REQUIRED TASK:
Output the material exactly, but drop every image it holds.

RECORDS FOR THE TASK:

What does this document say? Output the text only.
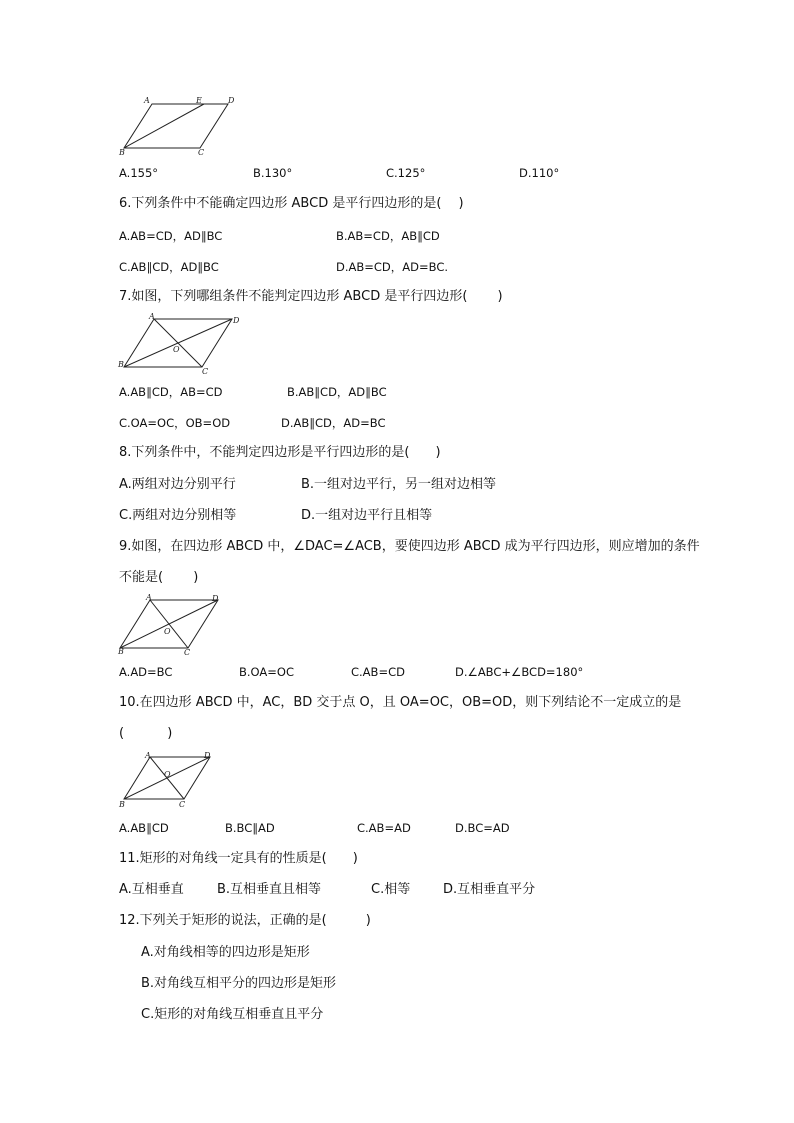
A	E	D
B	C
A.155°	B.130°	C.125°	D.110°
6.下列条件中不能确定四边形 ABCD 是平行四边形的是(　 )
A.AB=CD，AD∥BC	B.AB=CD，AB∥CD
C.AB∥CD，AD∥BC	D.AB=CD，AD=BC.
7.如图，下列哪组条件不能判定四边形 ABCD 是平行四边形(　　 )
A	D
B
O
C
A.AB∥CD，AB=CD	B.AB∥CD，AD∥BC
C.OA=OC，OB=OD	D.AB∥CD，AD=BC
8.下列条件中，不能判定四边形是平行四边形的是(　　)
A.两组对边分别平行	B.一组对边平行，另一组对边相等
C.两组对边分别相等	D.一组对边平行且相等
9.如图，在四边形 ABCD 中，∠DAC=∠ACB，要使四边形 ABCD 成为平行四边形，则应增加的条件
不能是(　　 )
A	D
B
O
C
A.AD=BC	B.OA=OC	C.AB=CD	D.∠ABC+∠BCD=180°
10.在四边形 ABCD 中，AC，BD 交于点 O，且 OA=OC，OB=OD，则下列结论不一定成立的是
(　　　 )
A	D
B
O
C
A.AB∥CD	B.BC∥AD	C.AB=AD	D.BC=AD
11.矩形的对角线一定具有的性质是(　　)
A.互相垂直	B.互相垂直且相等	C.相等	D.互相垂直平分
12.下列关于矩形的说法，正确的是(　　　)
A.对角线相等的四边形是矩形
B.对角线互相平分的四边形是矩形
C.矩形的对角线互相垂直且平分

FULL OUTPUT:
What does this document say? Output the text only.
A	E	D
B	C
A.155°	B.130°	C.125°	D.110°
6.下列条件中不能确定四边形 ABCD 是平行四边形的是(　 )
A.AB=CD，AD∥BC	B.AB=CD，AB∥CD
C.AB∥CD，AD∥BC	D.AB=CD，AD=BC.
7.如图，下列哪组条件不能判定四边形 ABCD 是平行四边形(　　 )
A	D
B
O
C
A.AB∥CD，AB=CD	B.AB∥CD，AD∥BC
C.OA=OC，OB=OD	D.AB∥CD，AD=BC
8.下列条件中，不能判定四边形是平行四边形的是(　　)
A.两组对边分别平行	B.一组对边平行，另一组对边相等
C.两组对边分别相等	D.一组对边平行且相等
9.如图，在四边形 ABCD 中，∠DAC=∠ACB，要使四边形 ABCD 成为平行四边形，则应增加的条件
不能是(　　 )
A	D
B
O
C
A.AD=BC	B.OA=OC	C.AB=CD	D.∠ABC+∠BCD=180°
10.在四边形 ABCD 中，AC，BD 交于点 O，且 OA=OC，OB=OD，则下列结论不一定成立的是
(　　　 )
A	D
B
O
C
A.AB∥CD	B.BC∥AD	C.AB=AD	D.BC=AD
11.矩形的对角线一定具有的性质是(　　)
A.互相垂直	B.互相垂直且相等	C.相等	D.互相垂直平分
12.下列关于矩形的说法，正确的是(　　　)
A.对角线相等的四边形是矩形
B.对角线互相平分的四边形是矩形
C.矩形的对角线互相垂直且平分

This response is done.